**Exercise instructions:**
Pick out each line of the records in which the word "grid" appears.

(Figure data in JSON)
....................

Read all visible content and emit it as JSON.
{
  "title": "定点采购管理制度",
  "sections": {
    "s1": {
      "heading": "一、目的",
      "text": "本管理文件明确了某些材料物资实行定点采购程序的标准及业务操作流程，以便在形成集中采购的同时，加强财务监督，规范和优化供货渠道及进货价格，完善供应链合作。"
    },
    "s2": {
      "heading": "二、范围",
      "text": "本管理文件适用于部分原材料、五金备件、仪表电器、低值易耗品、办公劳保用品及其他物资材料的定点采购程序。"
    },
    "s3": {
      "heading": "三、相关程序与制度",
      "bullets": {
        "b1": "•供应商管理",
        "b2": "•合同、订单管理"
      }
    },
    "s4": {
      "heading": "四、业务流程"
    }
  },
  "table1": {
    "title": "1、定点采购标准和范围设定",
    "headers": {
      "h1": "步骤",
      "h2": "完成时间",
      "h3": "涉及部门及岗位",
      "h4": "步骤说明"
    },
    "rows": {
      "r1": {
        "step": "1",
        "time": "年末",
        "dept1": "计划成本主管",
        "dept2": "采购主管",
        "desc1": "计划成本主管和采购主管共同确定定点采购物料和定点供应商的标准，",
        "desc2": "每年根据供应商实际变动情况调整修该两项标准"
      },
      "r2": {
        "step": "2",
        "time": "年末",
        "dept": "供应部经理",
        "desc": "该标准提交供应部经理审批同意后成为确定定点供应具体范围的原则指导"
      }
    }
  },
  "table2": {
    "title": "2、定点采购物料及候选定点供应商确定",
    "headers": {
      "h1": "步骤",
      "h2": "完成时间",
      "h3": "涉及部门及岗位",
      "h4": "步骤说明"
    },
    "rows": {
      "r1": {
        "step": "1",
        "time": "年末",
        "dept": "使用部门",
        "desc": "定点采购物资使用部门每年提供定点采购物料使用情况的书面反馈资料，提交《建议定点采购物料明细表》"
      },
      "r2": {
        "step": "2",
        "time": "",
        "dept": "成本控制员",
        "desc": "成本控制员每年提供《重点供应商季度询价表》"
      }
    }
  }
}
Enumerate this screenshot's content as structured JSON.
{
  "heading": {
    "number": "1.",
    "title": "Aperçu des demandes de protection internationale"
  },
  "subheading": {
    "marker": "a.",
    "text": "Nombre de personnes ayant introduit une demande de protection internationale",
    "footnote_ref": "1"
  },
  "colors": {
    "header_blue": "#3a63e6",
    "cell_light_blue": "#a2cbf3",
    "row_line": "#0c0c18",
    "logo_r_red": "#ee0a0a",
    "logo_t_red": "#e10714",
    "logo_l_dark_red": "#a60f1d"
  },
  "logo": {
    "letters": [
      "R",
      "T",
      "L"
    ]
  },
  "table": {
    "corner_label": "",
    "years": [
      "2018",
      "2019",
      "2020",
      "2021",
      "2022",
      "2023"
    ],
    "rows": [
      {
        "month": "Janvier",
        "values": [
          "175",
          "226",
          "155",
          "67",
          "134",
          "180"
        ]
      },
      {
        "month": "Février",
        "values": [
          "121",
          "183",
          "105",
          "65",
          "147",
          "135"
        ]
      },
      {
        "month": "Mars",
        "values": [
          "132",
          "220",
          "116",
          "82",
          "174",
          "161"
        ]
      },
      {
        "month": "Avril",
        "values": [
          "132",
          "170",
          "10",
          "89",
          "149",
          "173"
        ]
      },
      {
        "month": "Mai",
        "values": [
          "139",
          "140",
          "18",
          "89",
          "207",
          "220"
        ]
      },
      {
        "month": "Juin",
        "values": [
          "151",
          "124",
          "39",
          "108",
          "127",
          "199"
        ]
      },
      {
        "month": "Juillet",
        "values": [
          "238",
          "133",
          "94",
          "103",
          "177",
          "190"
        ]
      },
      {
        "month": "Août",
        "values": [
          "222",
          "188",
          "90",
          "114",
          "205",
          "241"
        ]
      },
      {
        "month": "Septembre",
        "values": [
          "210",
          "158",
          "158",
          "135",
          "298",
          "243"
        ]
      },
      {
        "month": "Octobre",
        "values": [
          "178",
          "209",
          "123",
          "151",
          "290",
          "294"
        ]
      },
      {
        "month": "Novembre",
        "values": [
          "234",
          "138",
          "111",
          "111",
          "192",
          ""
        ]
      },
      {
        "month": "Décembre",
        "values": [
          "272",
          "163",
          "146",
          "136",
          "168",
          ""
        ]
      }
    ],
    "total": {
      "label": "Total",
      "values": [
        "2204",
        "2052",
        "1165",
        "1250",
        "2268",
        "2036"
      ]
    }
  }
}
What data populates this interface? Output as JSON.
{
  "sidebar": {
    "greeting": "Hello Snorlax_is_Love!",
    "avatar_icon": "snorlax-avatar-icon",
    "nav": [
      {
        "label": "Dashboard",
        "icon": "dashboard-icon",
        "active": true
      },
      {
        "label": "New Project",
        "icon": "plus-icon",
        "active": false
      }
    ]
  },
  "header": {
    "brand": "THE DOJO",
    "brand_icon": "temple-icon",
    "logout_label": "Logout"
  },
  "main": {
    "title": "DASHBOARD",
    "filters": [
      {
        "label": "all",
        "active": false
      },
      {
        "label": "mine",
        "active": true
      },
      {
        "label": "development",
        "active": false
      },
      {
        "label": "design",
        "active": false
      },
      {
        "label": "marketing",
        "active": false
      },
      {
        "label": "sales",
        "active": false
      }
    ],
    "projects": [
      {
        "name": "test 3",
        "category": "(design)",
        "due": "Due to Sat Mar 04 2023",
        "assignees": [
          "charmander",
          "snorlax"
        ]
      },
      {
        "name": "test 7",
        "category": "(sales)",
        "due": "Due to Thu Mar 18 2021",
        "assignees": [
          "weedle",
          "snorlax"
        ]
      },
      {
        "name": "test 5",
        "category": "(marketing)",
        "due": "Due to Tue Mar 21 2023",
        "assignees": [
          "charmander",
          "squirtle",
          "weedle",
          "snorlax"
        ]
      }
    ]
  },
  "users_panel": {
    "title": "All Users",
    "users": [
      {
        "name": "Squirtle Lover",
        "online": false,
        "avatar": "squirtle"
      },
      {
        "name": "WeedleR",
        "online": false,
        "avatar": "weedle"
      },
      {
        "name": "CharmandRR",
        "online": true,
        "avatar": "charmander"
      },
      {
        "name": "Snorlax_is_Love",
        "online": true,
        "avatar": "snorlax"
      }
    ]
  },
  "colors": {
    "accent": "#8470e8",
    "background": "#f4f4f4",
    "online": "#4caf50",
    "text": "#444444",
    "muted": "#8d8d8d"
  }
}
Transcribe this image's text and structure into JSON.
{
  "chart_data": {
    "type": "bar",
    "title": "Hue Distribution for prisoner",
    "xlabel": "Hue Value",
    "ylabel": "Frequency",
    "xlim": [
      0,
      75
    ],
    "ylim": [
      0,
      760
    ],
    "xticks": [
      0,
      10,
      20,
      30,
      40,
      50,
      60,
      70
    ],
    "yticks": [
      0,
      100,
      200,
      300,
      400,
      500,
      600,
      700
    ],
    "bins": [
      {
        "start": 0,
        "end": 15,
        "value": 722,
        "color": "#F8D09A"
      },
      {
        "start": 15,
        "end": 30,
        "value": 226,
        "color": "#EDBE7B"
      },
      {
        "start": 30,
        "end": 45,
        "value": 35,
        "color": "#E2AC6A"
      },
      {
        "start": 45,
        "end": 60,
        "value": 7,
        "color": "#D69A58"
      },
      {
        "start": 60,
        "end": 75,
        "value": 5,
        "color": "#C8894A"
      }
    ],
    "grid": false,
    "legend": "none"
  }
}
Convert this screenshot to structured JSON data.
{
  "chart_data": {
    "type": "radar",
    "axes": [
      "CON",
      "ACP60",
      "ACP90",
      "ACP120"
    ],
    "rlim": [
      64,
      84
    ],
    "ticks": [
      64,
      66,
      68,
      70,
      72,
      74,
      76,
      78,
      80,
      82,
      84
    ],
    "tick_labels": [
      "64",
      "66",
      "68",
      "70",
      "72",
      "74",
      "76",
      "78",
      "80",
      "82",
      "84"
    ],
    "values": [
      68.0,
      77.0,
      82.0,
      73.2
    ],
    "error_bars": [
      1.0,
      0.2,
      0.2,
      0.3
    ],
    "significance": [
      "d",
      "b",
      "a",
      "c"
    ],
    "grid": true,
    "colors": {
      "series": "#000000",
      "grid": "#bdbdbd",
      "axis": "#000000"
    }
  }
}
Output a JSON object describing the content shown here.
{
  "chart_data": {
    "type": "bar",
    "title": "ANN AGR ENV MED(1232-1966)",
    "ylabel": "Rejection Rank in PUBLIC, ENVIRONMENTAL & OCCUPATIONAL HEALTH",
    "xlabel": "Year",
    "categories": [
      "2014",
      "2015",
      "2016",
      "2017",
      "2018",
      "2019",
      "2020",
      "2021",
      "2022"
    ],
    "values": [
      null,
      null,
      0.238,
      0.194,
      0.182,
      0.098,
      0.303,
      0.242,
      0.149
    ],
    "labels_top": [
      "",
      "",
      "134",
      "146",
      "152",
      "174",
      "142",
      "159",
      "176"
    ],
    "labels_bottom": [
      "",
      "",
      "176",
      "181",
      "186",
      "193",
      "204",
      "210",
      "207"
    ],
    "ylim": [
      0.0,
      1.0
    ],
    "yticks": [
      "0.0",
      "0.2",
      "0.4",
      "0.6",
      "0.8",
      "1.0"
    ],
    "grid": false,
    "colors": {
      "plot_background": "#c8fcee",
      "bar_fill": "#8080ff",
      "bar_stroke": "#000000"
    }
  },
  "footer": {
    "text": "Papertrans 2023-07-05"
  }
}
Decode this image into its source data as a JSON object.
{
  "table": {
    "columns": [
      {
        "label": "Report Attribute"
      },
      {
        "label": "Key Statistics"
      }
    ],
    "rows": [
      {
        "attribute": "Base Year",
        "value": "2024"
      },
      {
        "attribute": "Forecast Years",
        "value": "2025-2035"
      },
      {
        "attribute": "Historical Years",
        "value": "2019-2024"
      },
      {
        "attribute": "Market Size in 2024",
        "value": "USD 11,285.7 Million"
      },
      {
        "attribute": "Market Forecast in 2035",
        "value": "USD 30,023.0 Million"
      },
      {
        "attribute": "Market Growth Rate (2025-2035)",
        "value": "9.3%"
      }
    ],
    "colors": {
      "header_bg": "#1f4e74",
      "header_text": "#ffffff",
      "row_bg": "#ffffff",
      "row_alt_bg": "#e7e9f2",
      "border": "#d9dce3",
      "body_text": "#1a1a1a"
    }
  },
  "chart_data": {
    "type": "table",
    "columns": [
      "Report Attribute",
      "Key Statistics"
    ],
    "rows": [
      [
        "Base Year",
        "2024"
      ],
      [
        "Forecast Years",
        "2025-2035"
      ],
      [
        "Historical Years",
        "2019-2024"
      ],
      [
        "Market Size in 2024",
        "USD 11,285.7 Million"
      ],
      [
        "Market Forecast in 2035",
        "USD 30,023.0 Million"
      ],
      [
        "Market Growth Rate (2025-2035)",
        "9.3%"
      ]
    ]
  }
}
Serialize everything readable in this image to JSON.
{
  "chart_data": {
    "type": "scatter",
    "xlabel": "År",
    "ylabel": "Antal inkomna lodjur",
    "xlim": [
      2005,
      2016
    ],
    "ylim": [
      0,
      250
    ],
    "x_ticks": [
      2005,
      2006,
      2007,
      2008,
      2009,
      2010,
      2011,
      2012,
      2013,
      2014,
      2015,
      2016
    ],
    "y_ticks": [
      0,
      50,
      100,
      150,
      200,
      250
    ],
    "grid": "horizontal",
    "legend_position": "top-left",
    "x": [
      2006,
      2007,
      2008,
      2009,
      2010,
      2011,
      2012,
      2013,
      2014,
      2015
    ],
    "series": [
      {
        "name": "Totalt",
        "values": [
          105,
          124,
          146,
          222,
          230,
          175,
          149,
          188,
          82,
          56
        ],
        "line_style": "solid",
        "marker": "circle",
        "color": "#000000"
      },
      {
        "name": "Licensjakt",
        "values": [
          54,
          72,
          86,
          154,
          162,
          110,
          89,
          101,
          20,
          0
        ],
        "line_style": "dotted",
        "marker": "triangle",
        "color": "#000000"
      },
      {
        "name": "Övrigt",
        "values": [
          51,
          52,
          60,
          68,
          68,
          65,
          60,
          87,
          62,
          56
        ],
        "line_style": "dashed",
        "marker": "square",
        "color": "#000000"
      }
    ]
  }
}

....................

**The completed task:**
    "grid": false,
    "grid": true,
      "grid": "#bdbdbd",
    "grid": false,
    "grid": "horizontal",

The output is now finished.